For the records below, give the count of lines holding the word "JSON" and nothing more.

SUPPLIED DATA:
+---+

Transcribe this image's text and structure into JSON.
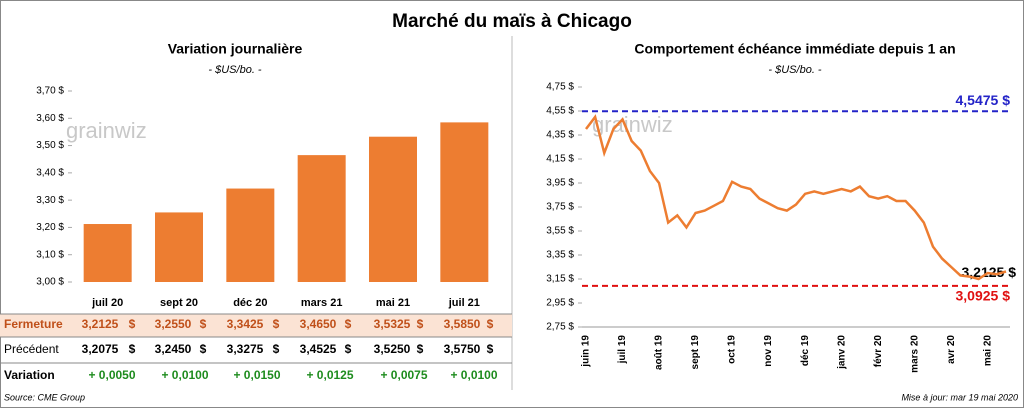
{
  "title": "Marché du maïs à Chicago",
  "watermark": "grainwiz",
  "source": "Source: CME Group",
  "updated": "Mise à jour: mar 19 mai 2020",
  "chart_data": [
    {
      "type": "bar",
      "title": "Variation journalière",
      "subtitle": "- $US/bo. -",
      "color": "#ed7d31",
      "categories": [
        "juil 20",
        "sept 20",
        "déc 20",
        "mars 21",
        "mai 21",
        "juil 21"
      ],
      "values": [
        3.2125,
        3.255,
        3.3425,
        3.465,
        3.5325,
        3.585
      ],
      "ylim": [
        3.0,
        3.7
      ],
      "yticks": [
        {
          "value": 3.0,
          "label": "3,00 $"
        },
        {
          "value": 3.1,
          "label": "3,10 $"
        },
        {
          "value": 3.2,
          "label": "3,20 $"
        },
        {
          "value": 3.3,
          "label": "3,30 $"
        },
        {
          "value": 3.4,
          "label": "3,40 $"
        },
        {
          "value": 3.5,
          "label": "3,50 $"
        },
        {
          "value": 3.6,
          "label": "3,60 $"
        },
        {
          "value": 3.7,
          "label": "3,70 $"
        }
      ]
    },
    {
      "type": "line",
      "title": "Comportement échéance immédiate depuis 1 an",
      "subtitle": "- $US/bo. -",
      "color": "#ed7d31",
      "categories": [
        "juin 19",
        null,
        null,
        null,
        "juil 19",
        null,
        null,
        null,
        "août 19",
        null,
        null,
        null,
        "sept 19",
        null,
        null,
        null,
        "oct 19",
        null,
        null,
        null,
        "nov 19",
        null,
        null,
        null,
        "déc 19",
        null,
        null,
        null,
        "janv 20",
        null,
        null,
        null,
        "févr 20",
        null,
        null,
        null,
        "mars 20",
        null,
        null,
        null,
        "avr 20",
        null,
        null,
        null,
        "mai 20",
        null,
        null
      ],
      "values": [
        4.4,
        4.5,
        4.2,
        4.4,
        4.48,
        4.3,
        4.22,
        4.05,
        3.95,
        3.62,
        3.68,
        3.58,
        3.7,
        3.72,
        3.76,
        3.8,
        3.96,
        3.92,
        3.9,
        3.82,
        3.78,
        3.74,
        3.72,
        3.77,
        3.86,
        3.88,
        3.86,
        3.88,
        3.9,
        3.88,
        3.92,
        3.84,
        3.82,
        3.84,
        3.8,
        3.8,
        3.72,
        3.62,
        3.42,
        3.32,
        3.25,
        3.18,
        3.17,
        3.15,
        3.2,
        3.19,
        3.2125
      ],
      "ylim": [
        2.75,
        4.75
      ],
      "yticks": [
        {
          "value": 2.75,
          "label": "2,75 $"
        },
        {
          "value": 2.95,
          "label": "2,95 $"
        },
        {
          "value": 3.15,
          "label": "3,15 $"
        },
        {
          "value": 3.35,
          "label": "3,35 $"
        },
        {
          "value": 3.55,
          "label": "3,55 $"
        },
        {
          "value": 3.75,
          "label": "3,75 $"
        },
        {
          "value": 3.95,
          "label": "3,95 $"
        },
        {
          "value": 4.15,
          "label": "4,15 $"
        },
        {
          "value": 4.35,
          "label": "4,35 $"
        },
        {
          "value": 4.55,
          "label": "4,55 $"
        },
        {
          "value": 4.75,
          "label": "4,75 $"
        }
      ],
      "reference_lines": [
        {
          "value": 4.5475,
          "label": "4,5475 $",
          "color": "#2323c8"
        },
        {
          "value": 3.0925,
          "label": "3,0925 $",
          "color": "#e01010"
        }
      ],
      "annotations": [
        {
          "value": 3.2125,
          "label": "3,2125 $"
        }
      ]
    }
  ],
  "table": {
    "unit": "$",
    "rows": [
      {
        "label": "Fermeture",
        "values": [
          "3,2125",
          "3,2550",
          "3,3425",
          "3,4650",
          "3,5325",
          "3,5850"
        ]
      },
      {
        "label": "Précédent",
        "values": [
          "3,2075",
          "3,2450",
          "3,3275",
          "3,4525",
          "3,5250",
          "3,5750"
        ]
      },
      {
        "label": "Variation",
        "values": [
          "+ 0,0050",
          "+ 0,0100",
          "+ 0,0150",
          "+ 0,0125",
          "+ 0,0075",
          "+ 0,0100"
        ]
      }
    ]
  }
}
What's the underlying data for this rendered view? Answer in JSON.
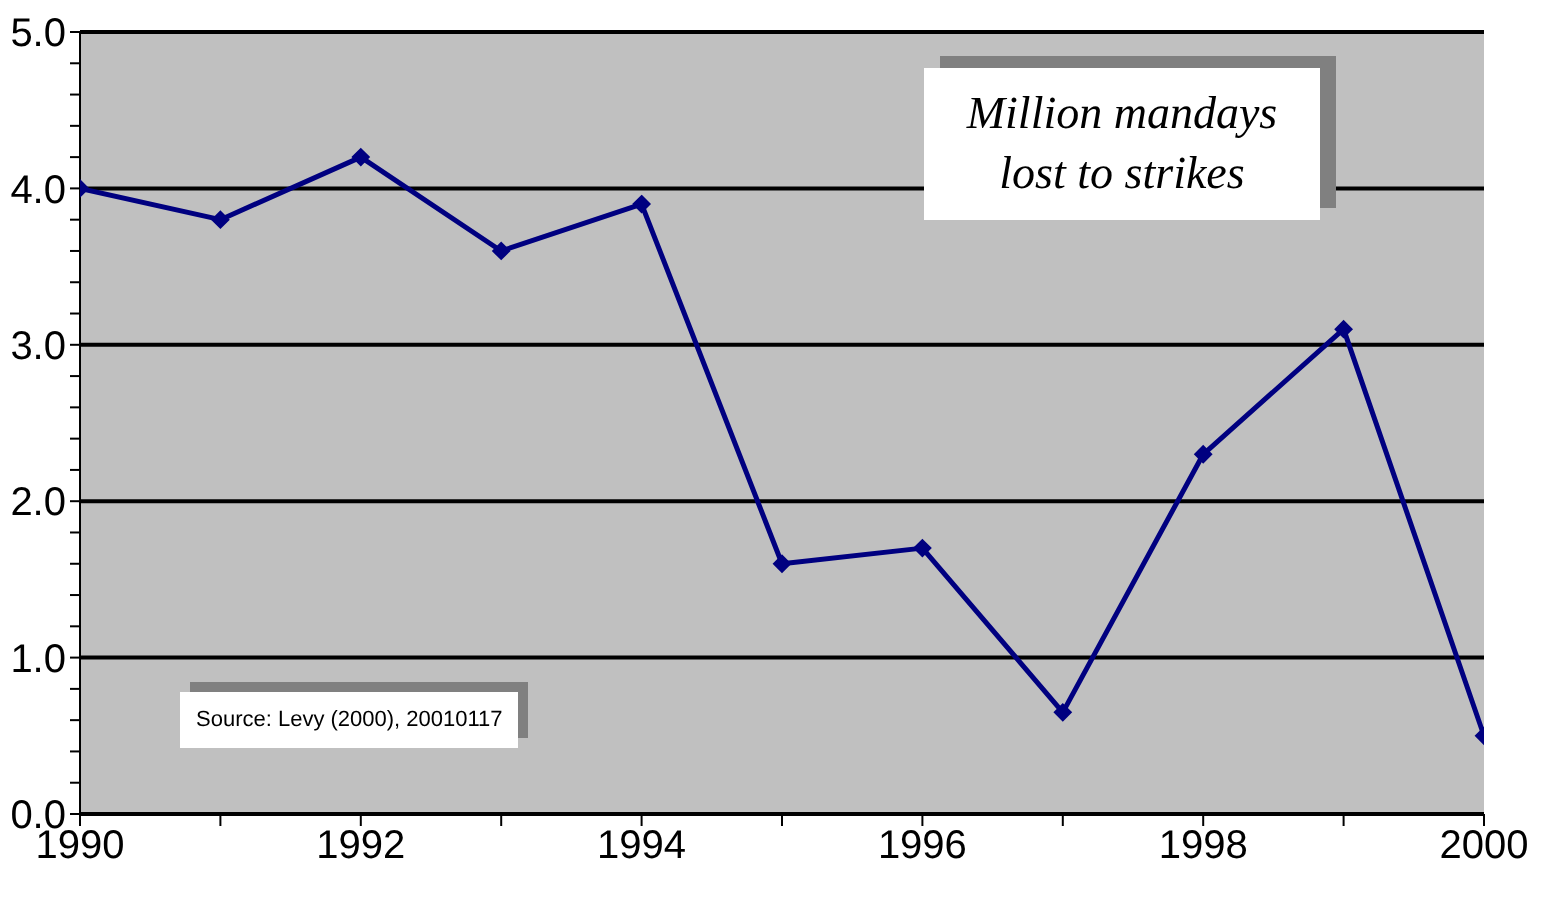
{
  "chart_data": {
    "type": "line",
    "title": "Million mandays lost to strikes",
    "x": [
      1990,
      1991,
      1992,
      1993,
      1994,
      1995,
      1996,
      1997,
      1998,
      1999,
      2000
    ],
    "series": [
      {
        "color": "#000080",
        "values": [
          4.0,
          3.8,
          4.2,
          3.6,
          3.9,
          1.6,
          1.7,
          0.65,
          2.3,
          3.1,
          0.5
        ]
      }
    ],
    "xlim": [
      1990,
      2000
    ],
    "xticks": [
      1990,
      {
        "value": 1991,
        "label": null
      },
      1992,
      {
        "value": 1993,
        "label": null
      },
      1994,
      {
        "value": 1995,
        "label": null
      },
      1996,
      {
        "value": 1997,
        "label": null
      },
      1998,
      {
        "value": 1999,
        "label": null
      },
      2000
    ],
    "ylim": [
      0,
      5
    ],
    "yticks": [
      {
        "value": 0,
        "label": "0.0"
      },
      {
        "value": 0.2,
        "label": null
      },
      {
        "value": 0.4,
        "label": null
      },
      {
        "value": 0.6,
        "label": null
      },
      {
        "value": 0.8,
        "label": null
      },
      {
        "value": 1,
        "label": "1.0"
      },
      {
        "value": 1.2,
        "label": null
      },
      {
        "value": 1.4,
        "label": null
      },
      {
        "value": 1.6,
        "label": null
      },
      {
        "value": 1.8,
        "label": null
      },
      {
        "value": 2,
        "label": "2.0"
      },
      {
        "value": 2.2,
        "label": null
      },
      {
        "value": 2.4,
        "label": null
      },
      {
        "value": 2.6,
        "label": null
      },
      {
        "value": 2.8,
        "label": null
      },
      {
        "value": 3,
        "label": "3.0"
      },
      {
        "value": 3.2,
        "label": null
      },
      {
        "value": 3.4,
        "label": null
      },
      {
        "value": 3.6,
        "label": null
      },
      {
        "value": 3.8,
        "label": null
      },
      {
        "value": 4,
        "label": "4.0"
      },
      {
        "value": 4.2,
        "label": null
      },
      {
        "value": 4.4,
        "label": null
      },
      {
        "value": 4.6,
        "label": null
      },
      {
        "value": 4.8,
        "label": null
      },
      {
        "value": 5,
        "label": "5.0"
      }
    ],
    "grid": "y",
    "marker": "diamond",
    "line_style": "solid",
    "legend": false,
    "annotations": [
      "Source: Levy (2000), 20010117"
    ]
  }
}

+---+

FINAL RESULT:
2